Stated goal => Your task is to copy every line of the entries that contains "Pretérito".

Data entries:
[Begin]
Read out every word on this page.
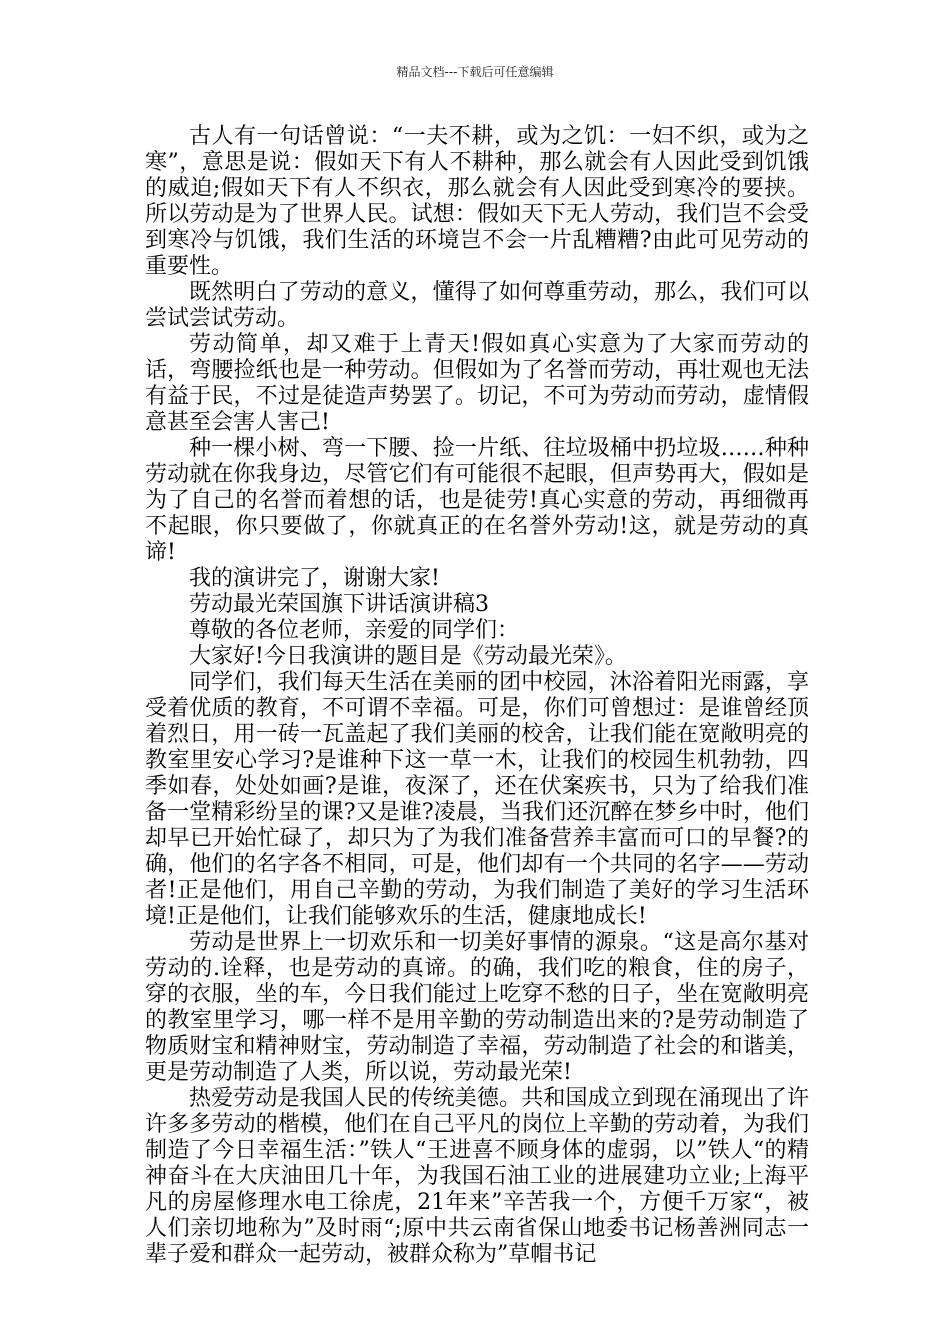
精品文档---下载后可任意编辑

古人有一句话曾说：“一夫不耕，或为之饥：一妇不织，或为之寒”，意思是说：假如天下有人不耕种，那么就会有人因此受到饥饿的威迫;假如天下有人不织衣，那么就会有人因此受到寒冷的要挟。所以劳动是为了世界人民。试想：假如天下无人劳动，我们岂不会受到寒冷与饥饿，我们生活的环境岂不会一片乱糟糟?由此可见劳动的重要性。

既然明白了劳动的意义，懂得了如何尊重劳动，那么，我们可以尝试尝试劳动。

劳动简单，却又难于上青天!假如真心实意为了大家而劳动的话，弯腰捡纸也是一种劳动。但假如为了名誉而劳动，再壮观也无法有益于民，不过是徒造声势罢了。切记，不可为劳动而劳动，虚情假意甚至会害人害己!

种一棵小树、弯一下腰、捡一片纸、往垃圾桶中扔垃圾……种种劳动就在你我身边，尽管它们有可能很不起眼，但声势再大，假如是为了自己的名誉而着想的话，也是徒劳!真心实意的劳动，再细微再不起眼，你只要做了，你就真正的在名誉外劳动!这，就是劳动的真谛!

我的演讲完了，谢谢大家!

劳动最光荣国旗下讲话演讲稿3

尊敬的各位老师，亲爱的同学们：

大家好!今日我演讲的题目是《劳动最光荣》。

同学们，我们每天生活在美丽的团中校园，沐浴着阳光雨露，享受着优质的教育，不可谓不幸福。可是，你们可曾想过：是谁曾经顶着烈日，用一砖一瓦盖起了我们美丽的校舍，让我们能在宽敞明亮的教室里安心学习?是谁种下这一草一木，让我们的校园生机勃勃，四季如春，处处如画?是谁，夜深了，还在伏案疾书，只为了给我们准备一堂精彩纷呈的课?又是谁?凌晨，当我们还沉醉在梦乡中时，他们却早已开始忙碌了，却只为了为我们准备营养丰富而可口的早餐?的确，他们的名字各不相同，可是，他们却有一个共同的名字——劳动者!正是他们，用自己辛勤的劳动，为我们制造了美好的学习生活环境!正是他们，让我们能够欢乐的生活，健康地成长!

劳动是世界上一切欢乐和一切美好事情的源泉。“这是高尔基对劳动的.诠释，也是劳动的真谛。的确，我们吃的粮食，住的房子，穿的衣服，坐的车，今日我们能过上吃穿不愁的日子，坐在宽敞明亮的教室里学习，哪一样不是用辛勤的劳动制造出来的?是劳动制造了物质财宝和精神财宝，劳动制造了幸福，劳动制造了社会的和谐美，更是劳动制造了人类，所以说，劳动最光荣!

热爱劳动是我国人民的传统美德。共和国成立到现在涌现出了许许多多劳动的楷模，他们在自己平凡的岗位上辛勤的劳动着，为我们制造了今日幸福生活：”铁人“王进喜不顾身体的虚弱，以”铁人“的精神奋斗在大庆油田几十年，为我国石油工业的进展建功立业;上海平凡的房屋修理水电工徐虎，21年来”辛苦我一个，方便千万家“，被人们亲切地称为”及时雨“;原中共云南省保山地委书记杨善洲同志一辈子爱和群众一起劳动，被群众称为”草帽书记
[End]
[Begin]
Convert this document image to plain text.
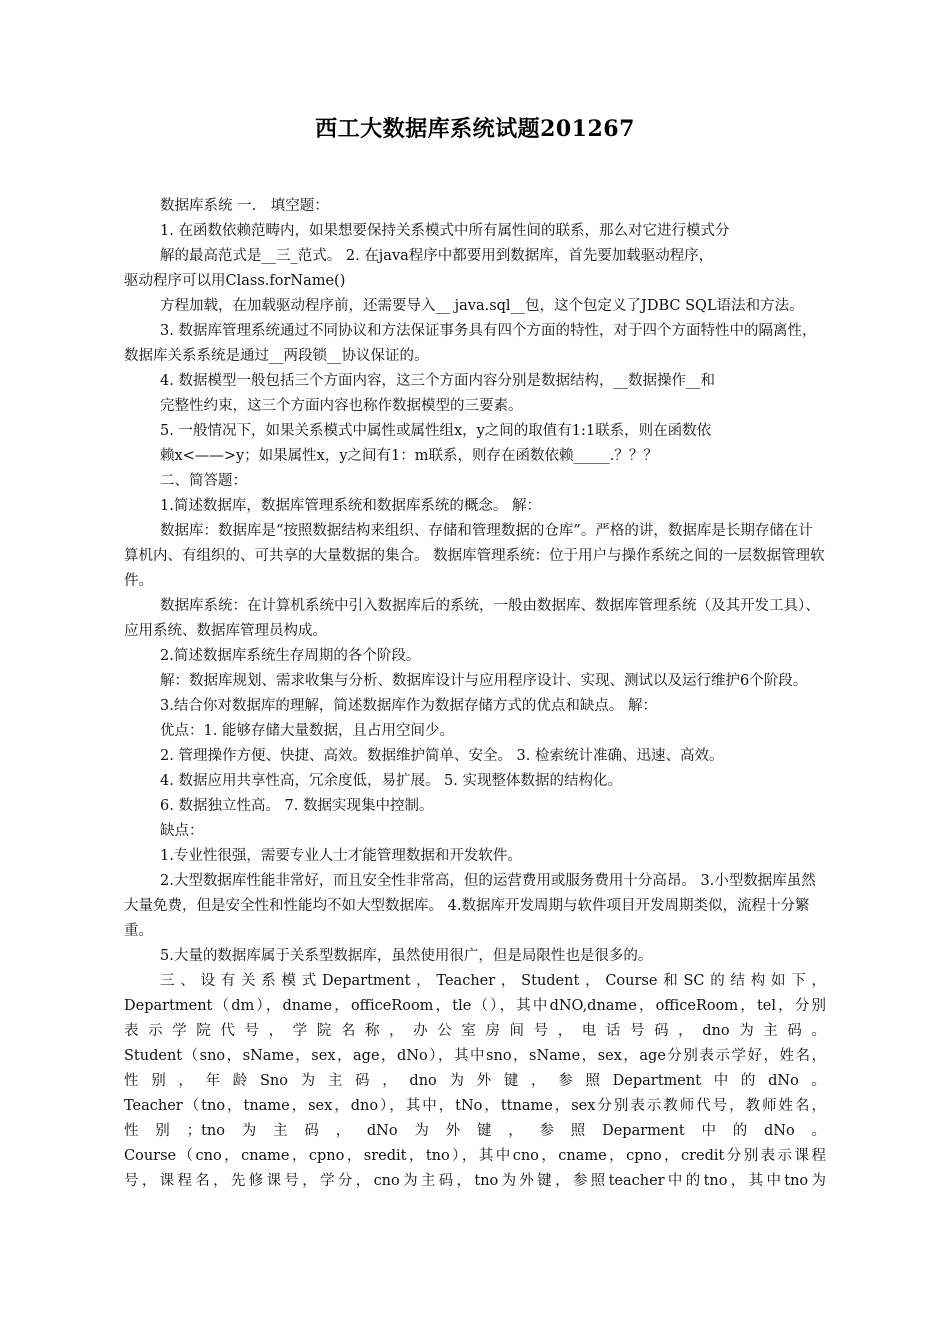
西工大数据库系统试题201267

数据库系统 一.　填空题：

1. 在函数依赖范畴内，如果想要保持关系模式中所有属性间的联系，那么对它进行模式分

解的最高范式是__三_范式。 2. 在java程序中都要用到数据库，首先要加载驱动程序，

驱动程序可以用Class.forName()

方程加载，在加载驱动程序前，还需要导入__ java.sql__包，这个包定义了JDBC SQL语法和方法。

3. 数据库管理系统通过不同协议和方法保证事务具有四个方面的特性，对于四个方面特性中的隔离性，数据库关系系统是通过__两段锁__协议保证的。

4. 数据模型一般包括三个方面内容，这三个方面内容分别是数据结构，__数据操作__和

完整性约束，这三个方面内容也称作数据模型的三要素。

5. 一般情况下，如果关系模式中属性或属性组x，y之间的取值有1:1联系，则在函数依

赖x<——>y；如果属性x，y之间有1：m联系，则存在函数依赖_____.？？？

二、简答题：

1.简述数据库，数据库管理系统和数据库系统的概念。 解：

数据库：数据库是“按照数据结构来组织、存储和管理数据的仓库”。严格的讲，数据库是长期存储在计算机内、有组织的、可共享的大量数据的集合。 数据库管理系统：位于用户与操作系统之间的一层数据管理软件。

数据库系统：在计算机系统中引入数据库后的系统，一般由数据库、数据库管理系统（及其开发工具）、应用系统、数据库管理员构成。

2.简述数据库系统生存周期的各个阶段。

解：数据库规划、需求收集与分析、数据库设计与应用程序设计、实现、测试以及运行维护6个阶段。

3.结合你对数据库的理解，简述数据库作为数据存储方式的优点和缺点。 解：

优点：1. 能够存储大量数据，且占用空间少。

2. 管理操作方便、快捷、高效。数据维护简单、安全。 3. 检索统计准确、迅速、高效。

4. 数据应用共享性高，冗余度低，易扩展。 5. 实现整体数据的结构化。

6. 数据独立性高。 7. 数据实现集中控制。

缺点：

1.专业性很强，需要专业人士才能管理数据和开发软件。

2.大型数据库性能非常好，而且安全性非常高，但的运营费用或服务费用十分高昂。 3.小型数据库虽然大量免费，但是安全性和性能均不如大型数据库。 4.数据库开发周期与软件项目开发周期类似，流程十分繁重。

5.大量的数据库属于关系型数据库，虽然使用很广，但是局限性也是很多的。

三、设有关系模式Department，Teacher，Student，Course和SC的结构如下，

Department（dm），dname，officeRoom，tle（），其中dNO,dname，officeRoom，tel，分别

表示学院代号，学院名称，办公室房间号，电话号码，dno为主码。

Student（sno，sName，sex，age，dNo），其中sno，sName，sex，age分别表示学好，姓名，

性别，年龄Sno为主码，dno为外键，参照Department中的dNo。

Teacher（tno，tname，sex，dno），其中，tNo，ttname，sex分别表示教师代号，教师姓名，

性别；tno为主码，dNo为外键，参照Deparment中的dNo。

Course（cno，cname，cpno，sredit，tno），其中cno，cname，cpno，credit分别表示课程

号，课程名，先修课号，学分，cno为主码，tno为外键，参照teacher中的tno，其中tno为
[End]
[Begin]
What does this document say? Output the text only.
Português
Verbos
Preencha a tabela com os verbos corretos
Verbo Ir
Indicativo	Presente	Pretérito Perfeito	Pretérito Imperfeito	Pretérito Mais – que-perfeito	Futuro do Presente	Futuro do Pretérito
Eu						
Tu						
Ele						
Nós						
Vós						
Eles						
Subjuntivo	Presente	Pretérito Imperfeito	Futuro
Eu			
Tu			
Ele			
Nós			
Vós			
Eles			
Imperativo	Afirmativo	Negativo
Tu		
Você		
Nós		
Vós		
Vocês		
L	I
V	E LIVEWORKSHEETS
[End]
Finished task =>
Indicativo	Presente	Pretérito Perfeito	Pretérito Imperfeito	Pretérito Mais – que-perfeito	Futuro do Presente	Futuro do Pretérito
Subjuntivo	Presente	Pretérito Imperfeito	Futuro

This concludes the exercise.